Your task ->
Repeat each record below exactly, dropping the pictures.

========================================

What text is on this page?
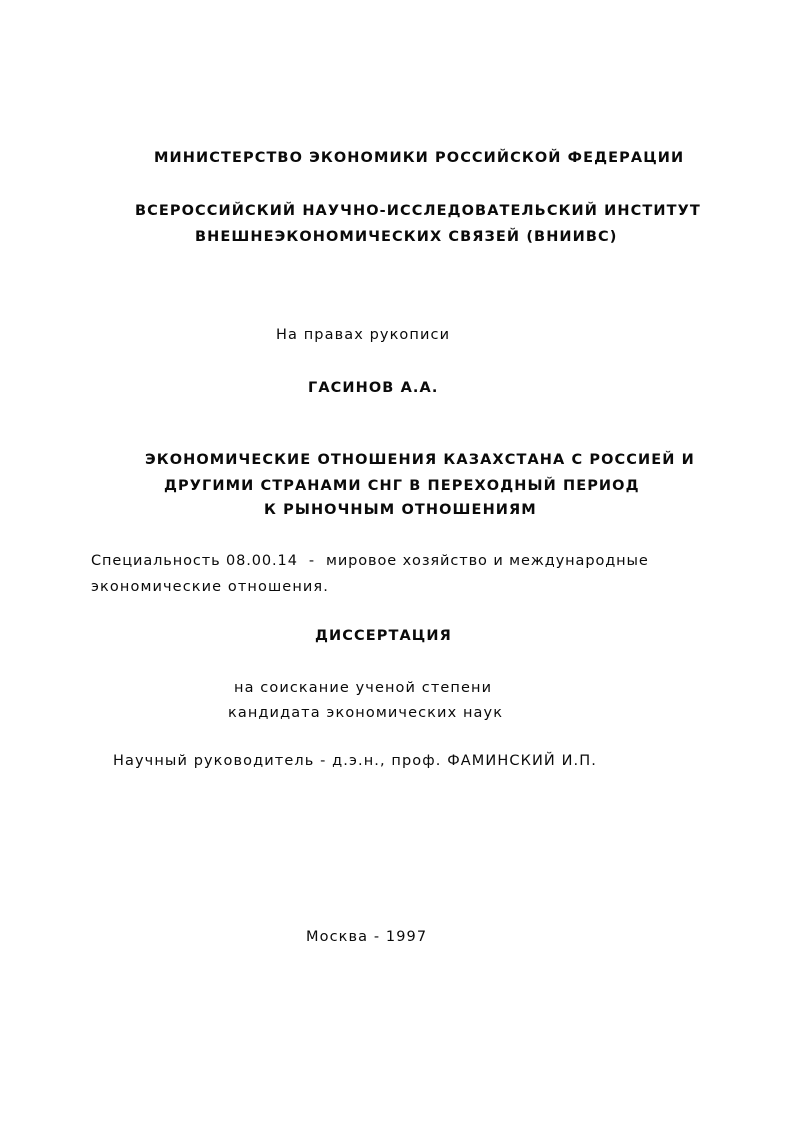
МИНИСТЕРСТВО ЭКОНОМИКИ РОССИЙСКОЙ ФЕДЕРАЦИИ
ВСЕРОССИЙСКИЙ НАУЧНО-ИССЛЕДОВАТЕЛЬСКИЙ ИНСТИТУТ
ВНЕШНЕЭКОНОМИЧЕСКИХ СВЯЗЕЙ (ВНИИВС)
На правах рукописи
ГАСИНОВ А.А.
ЭКОНОМИЧЕСКИЕ ОТНОШЕНИЯ КАЗАХСТАНА С РОССИЕЙ И
ДРУГИМИ СТРАНАМИ СНГ В ПЕРЕХОДНЫЙ ПЕРИОД
К РЫНОЧНЫМ ОТНОШЕНИЯМ
Специальность 08.00.14  -  мировое хозяйство и международные
экономические отношения.
ДИССЕРТАЦИЯ
на соискание ученой степени
кандидата экономических наук
Научный руководитель - д.э.н., проф. ФАМИНСКИЙ И.П.
Москва - 1997
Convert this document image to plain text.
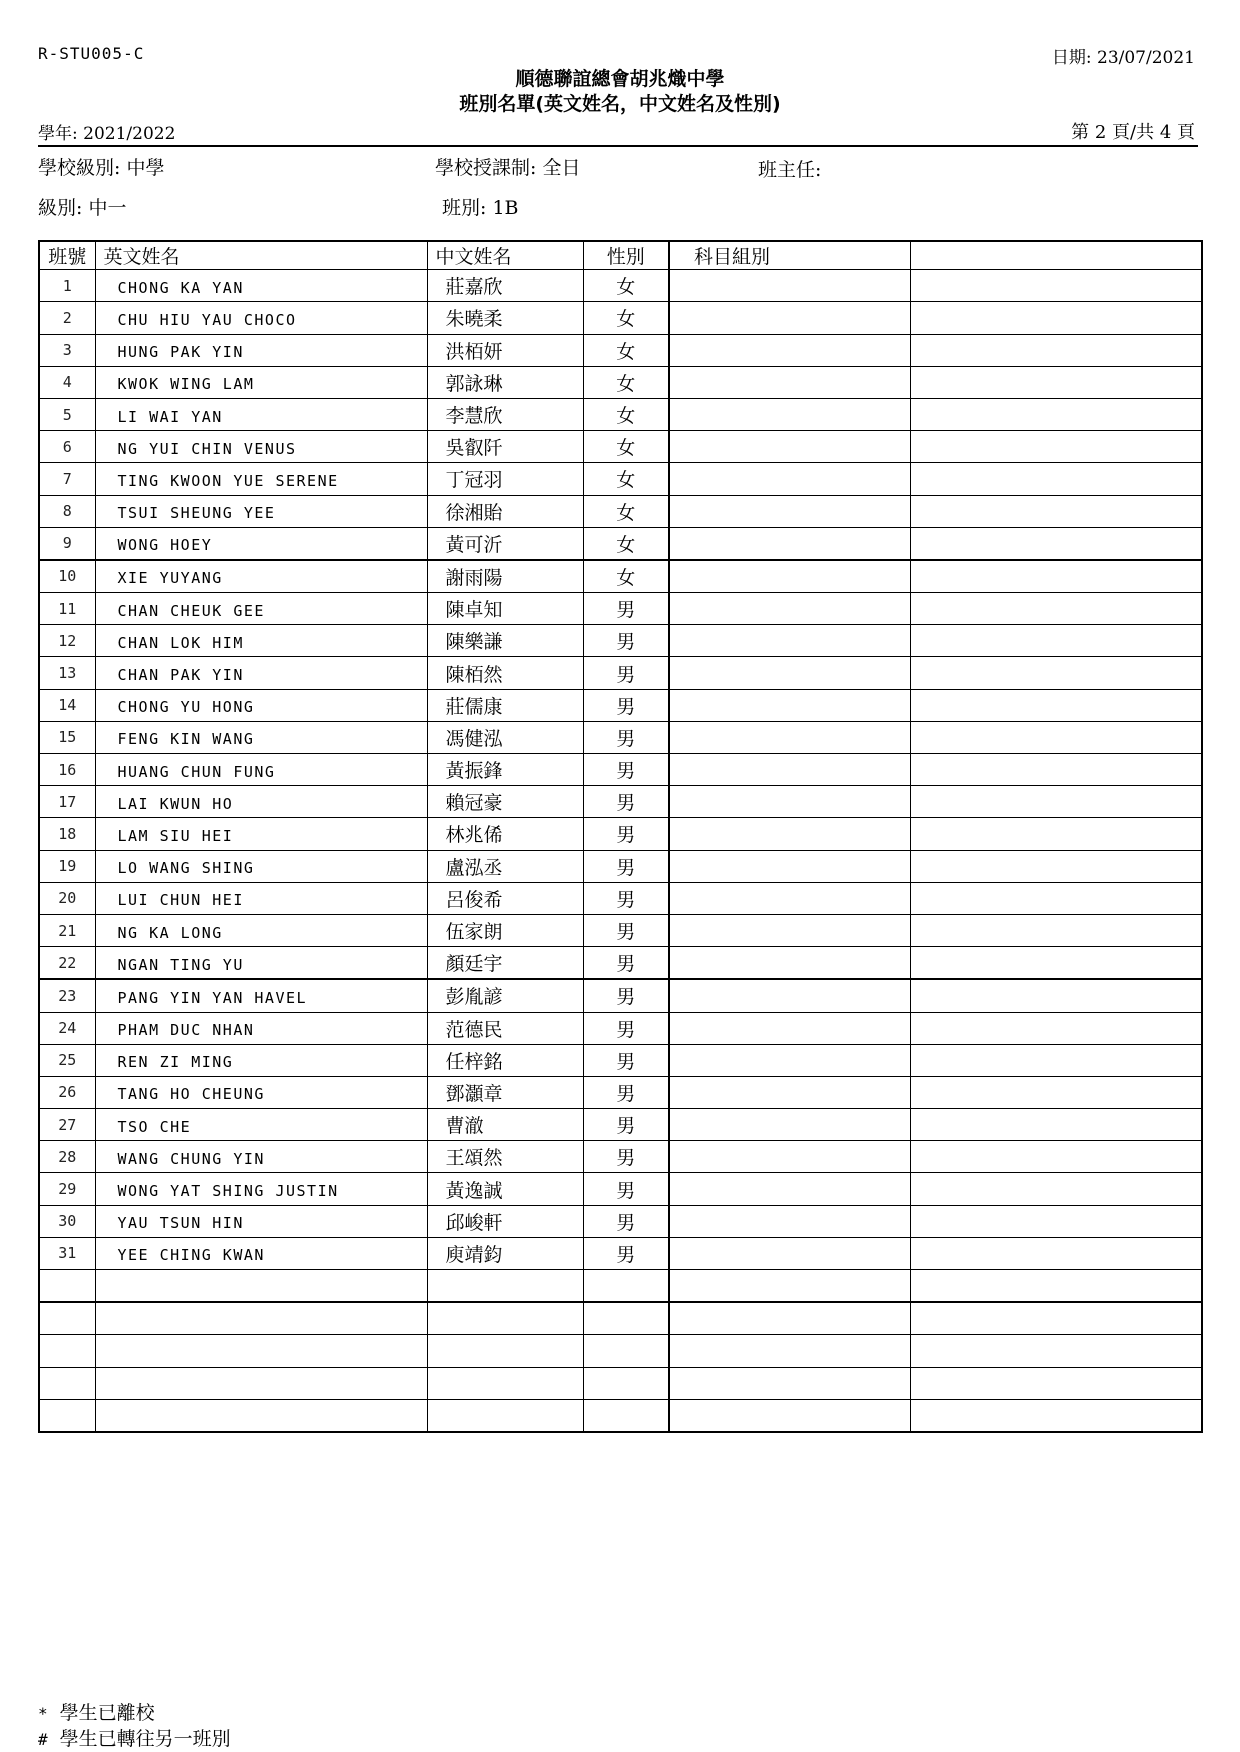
R-STU005-C	日期: 23/07/2021
順德聯誼總會胡兆熾中學
班別名單(英文姓名，中文姓名及性別)
學年: 2021/2022	第 2 頁/共 4 頁
學校級別: 中學	學校授課制: 全日	班主任:
級別: 中一	班別: 1B
班號	英文姓名	中文姓名	性別	科目組別	
1	CHONG KA YAN	莊嘉欣	女		
2	CHU HIU YAU CHOCO	朱曉柔	女		
3	HUNG PAK YIN	洪栢妍	女		
4	KWOK WING LAM	郭詠琳	女		
5	LI WAI YAN	李慧欣	女		
6	NG YUI CHIN VENUS	吳叡阡	女		
7	TING KWOON YUE SERENE	丁冠羽	女		
8	TSUI SHEUNG YEE	徐湘貽	女		
9	WONG HOEY	黃可沂	女		
10	XIE YUYANG	謝雨陽	女		
11	CHAN CHEUK GEE	陳卓知	男		
12	CHAN LOK HIM	陳樂謙	男		
13	CHAN PAK YIN	陳栢然	男		
14	CHONG YU HONG	莊儒康	男		
15	FENG KIN WANG	馮健泓	男		
16	HUANG CHUN FUNG	黃振鋒	男		
17	LAI KWUN HO	賴冠豪	男		
18	LAM SIU HEI	林兆俙	男		
19	LO WANG SHING	盧泓丞	男		
20	LUI CHUN HEI	呂俊希	男		
21	NG KA LONG	伍家朗	男		
22	NGAN TING YU	顏廷宇	男		
23	PANG YIN YAN HAVEL	彭胤諺	男		
24	PHAM DUC NHAN	范德民	男		
25	REN ZI MING	任梓銘	男		
26	TANG HO CHEUNG	鄧灝章	男		
27	TSO CHE	曹澈	男		
28	WANG CHUNG YIN	王頌然	男		
29	WONG YAT SHING JUSTIN	黃逸誠	男		
30	YAU TSUN HIN	邱峻軒	男		
31	YEE CHING KWAN	庾靖鈞	男		

* 學生已離校
# 學生已轉往另一班別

========================================

Answer for this exercise ->
What text is on this page?
МИНИСТЕРСТВО ЭКОНОМИКИ РОССИЙСКОЙ ФЕДЕРАЦИИ
ВСЕРОССИЙСКИЙ НАУЧНО-ИССЛЕДОВАТЕЛЬСКИЙ ИНСТИТУТ
ВНЕШНЕЭКОНОМИЧЕСКИХ СВЯЗЕЙ (ВНИИВС)
На правах рукописи
ГАСИНОВ А.А.
ЭКОНОМИЧЕСКИЕ ОТНОШЕНИЯ КАЗАХСТАНА С РОССИЕЙ И
ДРУГИМИ СТРАНАМИ СНГ В ПЕРЕХОДНЫЙ ПЕРИОД
К РЫНОЧНЫМ ОТНОШЕНИЯМ
Специальность 08.00.14  -  мировое хозяйство и международные
экономические отношения.
ДИССЕРТАЦИЯ
на соискание ученой степени
кандидата экономических наук
Научный руководитель - д.э.н., проф. ФАМИНСКИЙ И.П.
Москва - 1997
Convert this document image to plain text.
R-STU005-C	日期: 23/07/2021
順德聯誼總會胡兆熾中學
班別名單(英文姓名，中文姓名及性別)
學年: 2021/2022	第 2 頁/共 4 頁
學校級別: 中學	學校授課制: 全日	班主任:
級別: 中一	班別: 1B
班號	英文姓名	中文姓名	性別	科目組別	
1	CHONG KA YAN	莊嘉欣	女		
2	CHU HIU YAU CHOCO	朱曉柔	女		
3	HUNG PAK YIN	洪栢妍	女		
4	KWOK WING LAM	郭詠琳	女		
5	LI WAI YAN	李慧欣	女		
6	NG YUI CHIN VENUS	吳叡阡	女		
7	TING KWOON YUE SERENE	丁冠羽	女		
8	TSUI SHEUNG YEE	徐湘貽	女		
9	WONG HOEY	黃可沂	女		
10	XIE YUYANG	謝雨陽	女		
11	CHAN CHEUK GEE	陳卓知	男		
12	CHAN LOK HIM	陳樂謙	男		
13	CHAN PAK YIN	陳栢然	男		
14	CHONG YU HONG	莊儒康	男		
15	FENG KIN WANG	馮健泓	男		
16	HUANG CHUN FUNG	黃振鋒	男		
17	LAI KWUN HO	賴冠豪	男		
18	LAM SIU HEI	林兆俙	男		
19	LO WANG SHING	盧泓丞	男		
20	LUI CHUN HEI	呂俊希	男		
21	NG KA LONG	伍家朗	男		
22	NGAN TING YU	顏廷宇	男		
23	PANG YIN YAN HAVEL	彭胤諺	男		
24	PHAM DUC NHAN	范德民	男		
25	REN ZI MING	任梓銘	男		
26	TANG HO CHEUNG	鄧灝章	男		
27	TSO CHE	曹澈	男		
28	WANG CHUNG YIN	王頌然	男		
29	WONG YAT SHING JUSTIN	黃逸誠	男		
30	YAU TSUN HIN	邱峻軒	男		
31	YEE CHING KWAN	庾靖鈞	男		

* 學生已離校
# 學生已轉往另一班別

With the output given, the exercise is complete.